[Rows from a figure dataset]
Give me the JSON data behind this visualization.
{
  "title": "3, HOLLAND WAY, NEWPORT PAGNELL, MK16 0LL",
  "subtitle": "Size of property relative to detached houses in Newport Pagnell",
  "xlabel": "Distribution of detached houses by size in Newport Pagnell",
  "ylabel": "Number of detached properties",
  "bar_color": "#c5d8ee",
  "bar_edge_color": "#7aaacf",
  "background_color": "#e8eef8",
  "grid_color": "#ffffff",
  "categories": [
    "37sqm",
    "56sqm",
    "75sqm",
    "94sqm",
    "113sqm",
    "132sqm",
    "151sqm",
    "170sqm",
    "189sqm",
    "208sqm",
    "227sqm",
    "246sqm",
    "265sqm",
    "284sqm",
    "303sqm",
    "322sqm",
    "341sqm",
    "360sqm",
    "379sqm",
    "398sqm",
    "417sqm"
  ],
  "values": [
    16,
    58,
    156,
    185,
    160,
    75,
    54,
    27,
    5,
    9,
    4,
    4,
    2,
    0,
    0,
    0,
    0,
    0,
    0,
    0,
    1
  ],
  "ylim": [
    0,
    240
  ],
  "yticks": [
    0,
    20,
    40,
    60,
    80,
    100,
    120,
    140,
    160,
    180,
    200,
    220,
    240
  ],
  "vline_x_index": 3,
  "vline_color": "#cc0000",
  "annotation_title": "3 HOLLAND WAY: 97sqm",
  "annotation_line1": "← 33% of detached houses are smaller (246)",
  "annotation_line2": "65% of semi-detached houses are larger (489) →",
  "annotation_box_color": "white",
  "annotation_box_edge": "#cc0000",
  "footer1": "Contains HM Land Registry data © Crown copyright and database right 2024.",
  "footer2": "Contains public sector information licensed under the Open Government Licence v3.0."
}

_REQUIRED WORK_
Return all the data above once more, precisely as given.

_RIGHT ANSWER_
Give me the JSON data behind this visualization.
{
  "title": "3, HOLLAND WAY, NEWPORT PAGNELL, MK16 0LL",
  "subtitle": "Size of property relative to detached houses in Newport Pagnell",
  "xlabel": "Distribution of detached houses by size in Newport Pagnell",
  "ylabel": "Number of detached properties",
  "bar_color": "#c5d8ee",
  "bar_edge_color": "#7aaacf",
  "background_color": "#e8eef8",
  "grid_color": "#ffffff",
  "categories": [
    "37sqm",
    "56sqm",
    "75sqm",
    "94sqm",
    "113sqm",
    "132sqm",
    "151sqm",
    "170sqm",
    "189sqm",
    "208sqm",
    "227sqm",
    "246sqm",
    "265sqm",
    "284sqm",
    "303sqm",
    "322sqm",
    "341sqm",
    "360sqm",
    "379sqm",
    "398sqm",
    "417sqm"
  ],
  "values": [
    16,
    58,
    156,
    185,
    160,
    75,
    54,
    27,
    5,
    9,
    4,
    4,
    2,
    0,
    0,
    0,
    0,
    0,
    0,
    0,
    1
  ],
  "ylim": [
    0,
    240
  ],
  "yticks": [
    0,
    20,
    40,
    60,
    80,
    100,
    120,
    140,
    160,
    180,
    200,
    220,
    240
  ],
  "vline_x_index": 3,
  "vline_color": "#cc0000",
  "annotation_title": "3 HOLLAND WAY: 97sqm",
  "annotation_line1": "← 33% of detached houses are smaller (246)",
  "annotation_line2": "65% of semi-detached houses are larger (489) →",
  "annotation_box_color": "white",
  "annotation_box_edge": "#cc0000",
  "footer1": "Contains HM Land Registry data © Crown copyright and database right 2024.",
  "footer2": "Contains public sector information licensed under the Open Government Licence v3.0."
}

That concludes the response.